▶ **The records**:
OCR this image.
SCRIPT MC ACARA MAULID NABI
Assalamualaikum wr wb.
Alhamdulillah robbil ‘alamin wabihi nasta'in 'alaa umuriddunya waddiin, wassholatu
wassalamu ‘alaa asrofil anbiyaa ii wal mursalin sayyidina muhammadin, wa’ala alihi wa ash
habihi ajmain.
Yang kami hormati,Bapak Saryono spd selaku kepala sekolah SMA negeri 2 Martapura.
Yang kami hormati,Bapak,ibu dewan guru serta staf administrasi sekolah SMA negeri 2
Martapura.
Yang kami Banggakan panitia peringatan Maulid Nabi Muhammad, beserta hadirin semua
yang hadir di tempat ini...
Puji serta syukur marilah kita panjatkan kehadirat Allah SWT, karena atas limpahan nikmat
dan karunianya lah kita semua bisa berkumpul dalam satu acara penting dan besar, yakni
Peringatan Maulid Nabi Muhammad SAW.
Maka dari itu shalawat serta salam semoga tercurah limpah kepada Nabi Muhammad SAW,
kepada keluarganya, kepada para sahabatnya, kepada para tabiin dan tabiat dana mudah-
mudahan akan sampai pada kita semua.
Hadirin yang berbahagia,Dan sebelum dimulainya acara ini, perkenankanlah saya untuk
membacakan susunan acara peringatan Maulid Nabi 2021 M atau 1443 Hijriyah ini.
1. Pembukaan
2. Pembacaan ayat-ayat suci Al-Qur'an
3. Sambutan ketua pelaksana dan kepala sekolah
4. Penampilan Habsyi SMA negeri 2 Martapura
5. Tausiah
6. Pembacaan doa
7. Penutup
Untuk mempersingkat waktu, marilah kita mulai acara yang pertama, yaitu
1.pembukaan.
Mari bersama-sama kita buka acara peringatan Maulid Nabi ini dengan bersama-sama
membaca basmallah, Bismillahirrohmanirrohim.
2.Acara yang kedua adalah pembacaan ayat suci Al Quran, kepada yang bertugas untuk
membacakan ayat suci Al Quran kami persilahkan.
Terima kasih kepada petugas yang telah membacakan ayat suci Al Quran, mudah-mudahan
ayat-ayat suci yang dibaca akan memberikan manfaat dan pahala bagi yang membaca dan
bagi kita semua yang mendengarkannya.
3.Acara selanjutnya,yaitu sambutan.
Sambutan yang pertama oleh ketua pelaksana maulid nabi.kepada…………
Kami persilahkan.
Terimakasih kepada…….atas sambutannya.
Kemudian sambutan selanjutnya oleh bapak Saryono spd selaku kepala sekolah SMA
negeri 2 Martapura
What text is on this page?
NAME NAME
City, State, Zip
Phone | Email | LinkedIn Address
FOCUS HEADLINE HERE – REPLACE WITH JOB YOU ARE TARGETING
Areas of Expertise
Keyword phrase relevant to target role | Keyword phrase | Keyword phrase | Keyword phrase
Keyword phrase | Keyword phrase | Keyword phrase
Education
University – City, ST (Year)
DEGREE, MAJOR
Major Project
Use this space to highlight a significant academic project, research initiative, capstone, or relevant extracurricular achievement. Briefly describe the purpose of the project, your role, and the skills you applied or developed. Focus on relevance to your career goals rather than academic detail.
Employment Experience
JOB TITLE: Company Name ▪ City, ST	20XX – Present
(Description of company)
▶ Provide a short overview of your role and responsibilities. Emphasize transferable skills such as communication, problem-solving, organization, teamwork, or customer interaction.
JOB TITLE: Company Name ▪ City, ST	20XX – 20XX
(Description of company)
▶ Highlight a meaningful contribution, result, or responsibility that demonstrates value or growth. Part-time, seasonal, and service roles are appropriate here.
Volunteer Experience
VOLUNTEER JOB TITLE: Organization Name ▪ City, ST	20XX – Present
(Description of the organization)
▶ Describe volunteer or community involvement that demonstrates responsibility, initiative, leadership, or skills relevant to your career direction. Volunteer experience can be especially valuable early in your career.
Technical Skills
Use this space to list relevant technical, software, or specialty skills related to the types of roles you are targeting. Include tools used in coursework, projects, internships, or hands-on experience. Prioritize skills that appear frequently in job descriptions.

▶ **Goal**:
Copy each line of the data exactly, leaving nothing out.

▶ **Final answer**:
OCR this image.
SCRIPT MC ACARA MAULID NABI
Assalamualaikum wr wb.
Alhamdulillah robbil ‘alamin wabihi nasta'in 'alaa umuriddunya waddiin, wassholatu
wassalamu ‘alaa asrofil anbiyaa ii wal mursalin sayyidina muhammadin, wa’ala alihi wa ash
habihi ajmain.
Yang kami hormati,Bapak Saryono spd selaku kepala sekolah SMA negeri 2 Martapura.
Yang kami hormati,Bapak,ibu dewan guru serta staf administrasi sekolah SMA negeri 2
Martapura.
Yang kami Banggakan panitia peringatan Maulid Nabi Muhammad, beserta hadirin semua
yang hadir di tempat ini...
Puji serta syukur marilah kita panjatkan kehadirat Allah SWT, karena atas limpahan nikmat
dan karunianya lah kita semua bisa berkumpul dalam satu acara penting dan besar, yakni
Peringatan Maulid Nabi Muhammad SAW.
Maka dari itu shalawat serta salam semoga tercurah limpah kepada Nabi Muhammad SAW,
kepada keluarganya, kepada para sahabatnya, kepada para tabiin dan tabiat dana mudah-
mudahan akan sampai pada kita semua.
Hadirin yang berbahagia,Dan sebelum dimulainya acara ini, perkenankanlah saya untuk
membacakan susunan acara peringatan Maulid Nabi 2021 M atau 1443 Hijriyah ini.
1. Pembukaan
2. Pembacaan ayat-ayat suci Al-Qur'an
3. Sambutan ketua pelaksana dan kepala sekolah
4. Penampilan Habsyi SMA negeri 2 Martapura
5. Tausiah
6. Pembacaan doa
7. Penutup
Untuk mempersingkat waktu, marilah kita mulai acara yang pertama, yaitu
1.pembukaan.
Mari bersama-sama kita buka acara peringatan Maulid Nabi ini dengan bersama-sama
membaca basmallah, Bismillahirrohmanirrohim.
2.Acara yang kedua adalah pembacaan ayat suci Al Quran, kepada yang bertugas untuk
membacakan ayat suci Al Quran kami persilahkan.
Terima kasih kepada petugas yang telah membacakan ayat suci Al Quran, mudah-mudahan
ayat-ayat suci yang dibaca akan memberikan manfaat dan pahala bagi yang membaca dan
bagi kita semua yang mendengarkannya.
3.Acara selanjutnya,yaitu sambutan.
Sambutan yang pertama oleh ketua pelaksana maulid nabi.kepada…………
Kami persilahkan.
Terimakasih kepada…….atas sambutannya.
Kemudian sambutan selanjutnya oleh bapak Saryono spd selaku kepala sekolah SMA
negeri 2 Martapura
What text is on this page?
NAME NAME
City, State, Zip
Phone | Email | LinkedIn Address
FOCUS HEADLINE HERE – REPLACE WITH JOB YOU ARE TARGETING
Areas of Expertise
Keyword phrase relevant to target role | Keyword phrase | Keyword phrase | Keyword phrase
Keyword phrase | Keyword phrase | Keyword phrase
Education
University – City, ST (Year)
DEGREE, MAJOR
Major Project
Use this space to highlight a significant academic project, research initiative, capstone, or relevant extracurricular achievement. Briefly describe the purpose of the project, your role, and the skills you applied or developed. Focus on relevance to your career goals rather than academic detail.
Employment Experience
JOB TITLE: Company Name ▪ City, ST	20XX – Present
(Description of company)
▶ Provide a short overview of your role and responsibilities. Emphasize transferable skills such as communication, problem-solving, organization, teamwork, or customer interaction.
JOB TITLE: Company Name ▪ City, ST	20XX – 20XX
(Description of company)
▶ Highlight a meaningful contribution, result, or responsibility that demonstrates value or growth. Part-time, seasonal, and service roles are appropriate here.
Volunteer Experience
VOLUNTEER JOB TITLE: Organization Name ▪ City, ST	20XX – Present
(Description of the organization)
▶ Describe volunteer or community involvement that demonstrates responsibility, initiative, leadership, or skills relevant to your career direction. Volunteer experience can be especially valuable early in your career.
Technical Skills
Use this space to list relevant technical, software, or specialty skills related to the types of roles you are targeting. Include tools used in coursework, projects, internships, or hands-on experience. Prioritize skills that appear frequently in job descriptions.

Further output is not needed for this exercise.